Your instructions = Your task is to copy the listing exactly, with the pictures left out.

Dataset excerpts =

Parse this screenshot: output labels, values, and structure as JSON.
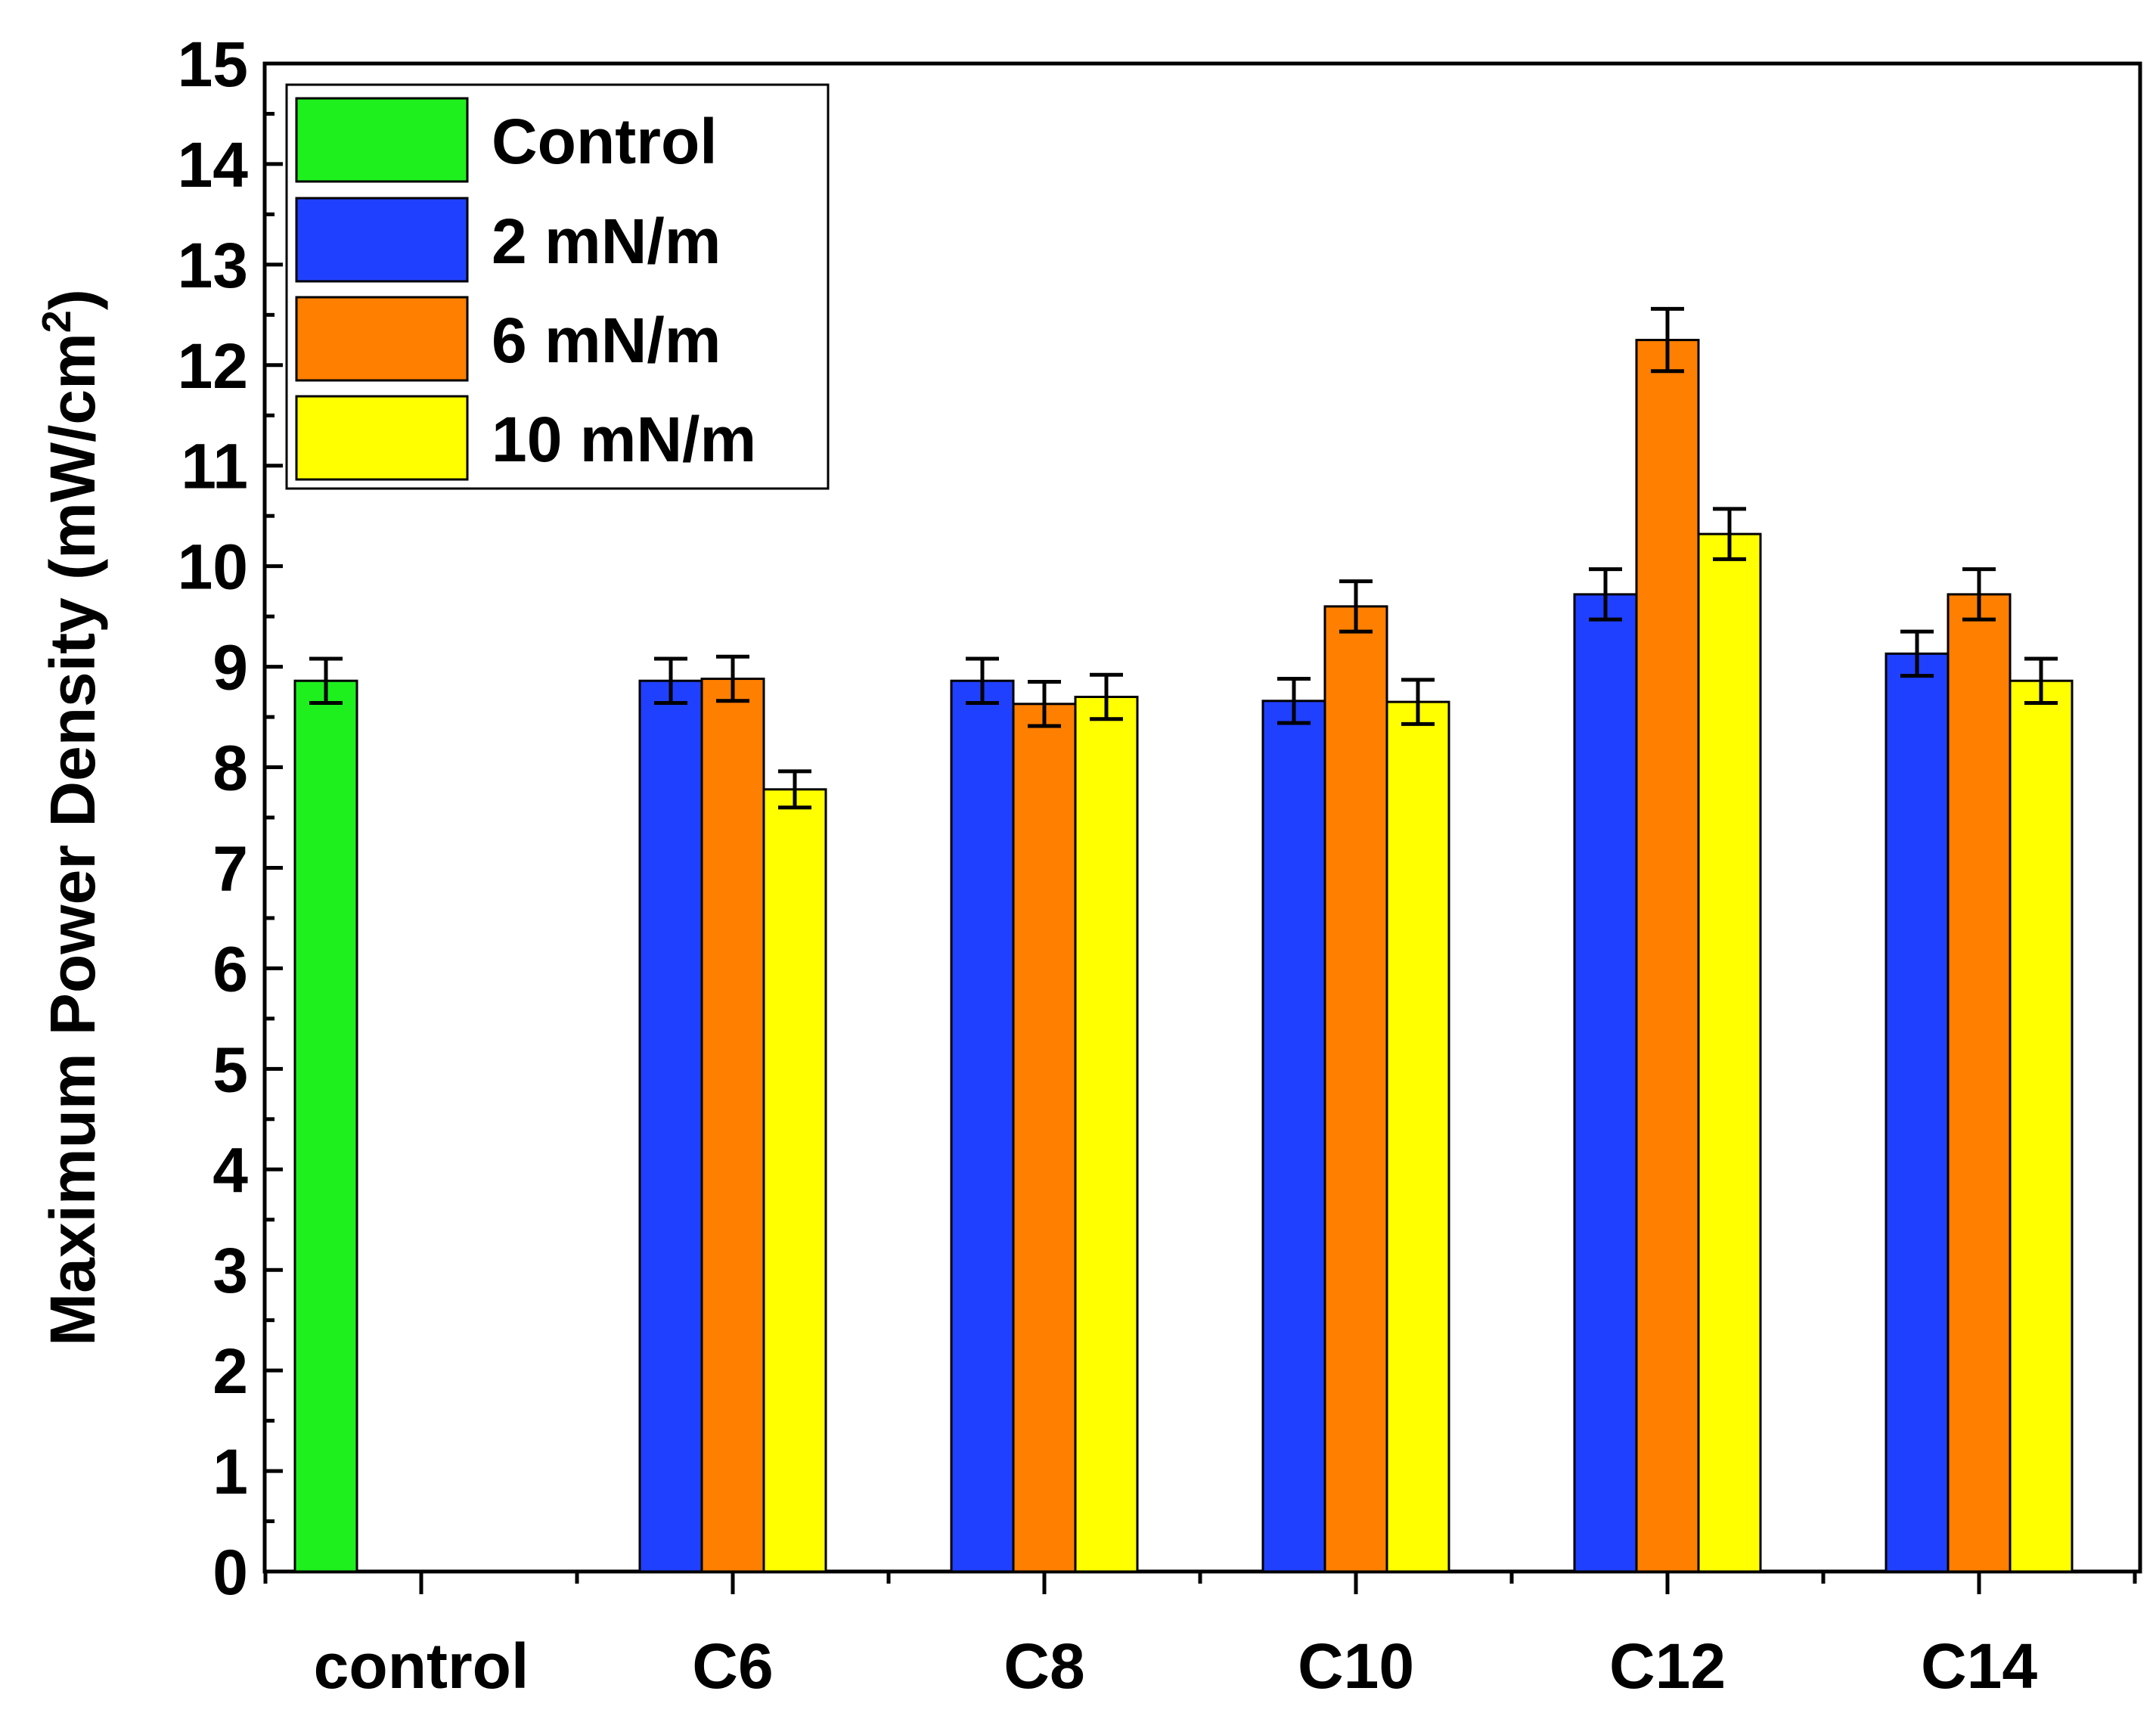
{
  "chart_data": {
    "type": "bar",
    "title": "",
    "xlabel": "",
    "ylabel": "Maximum Power Density (mW/cm",
    "ylabel_sup": "2",
    "ylabel_close": ")",
    "ylim": [
      0,
      15
    ],
    "yticks": [
      "0",
      "1",
      "2",
      "3",
      "4",
      "5",
      "6",
      "7",
      "8",
      "9",
      "10",
      "11",
      "12",
      "13",
      "14",
      "15"
    ],
    "categories": [
      "control",
      "C6",
      "C8",
      "C10",
      "C12",
      "C14"
    ],
    "legend_position": "top-left",
    "series": [
      {
        "name": "Control",
        "color": "#1ef01e",
        "values": [
          8.86,
          null,
          null,
          null,
          null,
          null
        ],
        "errors": [
          0.22,
          null,
          null,
          null,
          null,
          null
        ]
      },
      {
        "name": "2 mN/m",
        "color": "#2040ff",
        "values": [
          null,
          8.86,
          8.86,
          8.66,
          9.72,
          9.13
        ],
        "errors": [
          null,
          0.22,
          0.22,
          0.22,
          0.25,
          0.22
        ]
      },
      {
        "name": "6 mN/m",
        "color": "#ff7f00",
        "values": [
          null,
          8.88,
          8.63,
          9.6,
          12.25,
          9.72
        ],
        "errors": [
          null,
          0.22,
          0.22,
          0.25,
          0.31,
          0.25
        ]
      },
      {
        "name": "10 mN/m",
        "color": "#ffff00",
        "values": [
          null,
          7.78,
          8.7,
          8.65,
          10.32,
          8.86
        ],
        "errors": [
          null,
          0.18,
          0.22,
          0.22,
          0.25,
          0.22
        ]
      }
    ]
  }
}
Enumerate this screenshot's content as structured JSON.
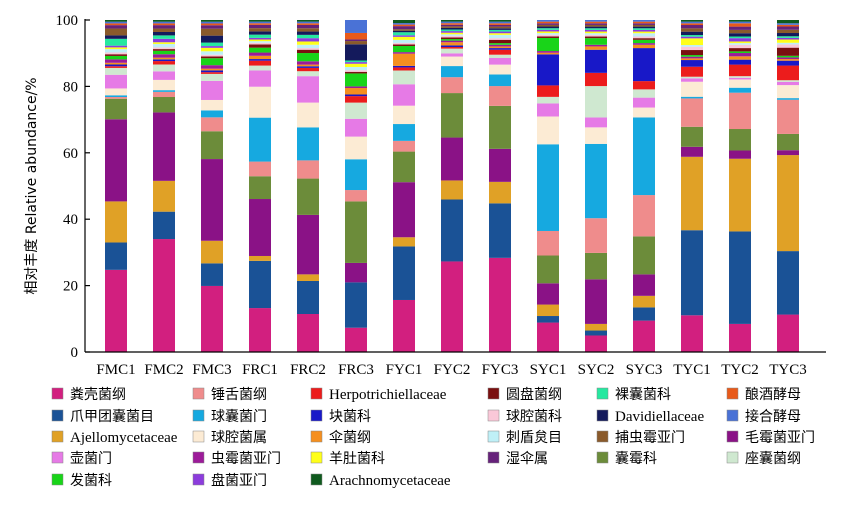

Response =
Parse this screenshot: output labels, values, and structure as JSON.
{
  "chart_data": {
    "type": "bar",
    "title": "",
    "xlabel": "",
    "ylabel": "Maximum Power Density (mW/cm",
    "ylabel_sup": "2",
    "ylabel_close": ")",
    "ylim": [
      0,
      15
    ],
    "yticks": [
      "0",
      "1",
      "2",
      "3",
      "4",
      "5",
      "6",
      "7",
      "8",
      "9",
      "10",
      "11",
      "12",
      "13",
      "14",
      "15"
    ],
    "categories": [
      "control",
      "C6",
      "C8",
      "C10",
      "C12",
      "C14"
    ],
    "legend_position": "top-left",
    "series": [
      {
        "name": "Control",
        "color": "#1ef01e",
        "values": [
          8.86,
          null,
          null,
          null,
          null,
          null
        ],
        "errors": [
          0.22,
          null,
          null,
          null,
          null,
          null
        ]
      },
      {
        "name": "2 mN/m",
        "color": "#2040ff",
        "values": [
          null,
          8.86,
          8.86,
          8.66,
          9.72,
          9.13
        ],
        "errors": [
          null,
          0.22,
          0.22,
          0.22,
          0.25,
          0.22
        ]
      },
      {
        "name": "6 mN/m",
        "color": "#ff7f00",
        "values": [
          null,
          8.88,
          8.63,
          9.6,
          12.25,
          9.72
        ],
        "errors": [
          null,
          0.22,
          0.22,
          0.25,
          0.31,
          0.25
        ]
      },
      {
        "name": "10 mN/m",
        "color": "#ffff00",
        "values": [
          null,
          7.78,
          8.7,
          8.65,
          10.32,
          8.86
        ],
        "errors": [
          null,
          0.18,
          0.22,
          0.22,
          0.25,
          0.22
        ]
      }
    ]
  }
}
Enumerate this screenshot's content as structured JSON.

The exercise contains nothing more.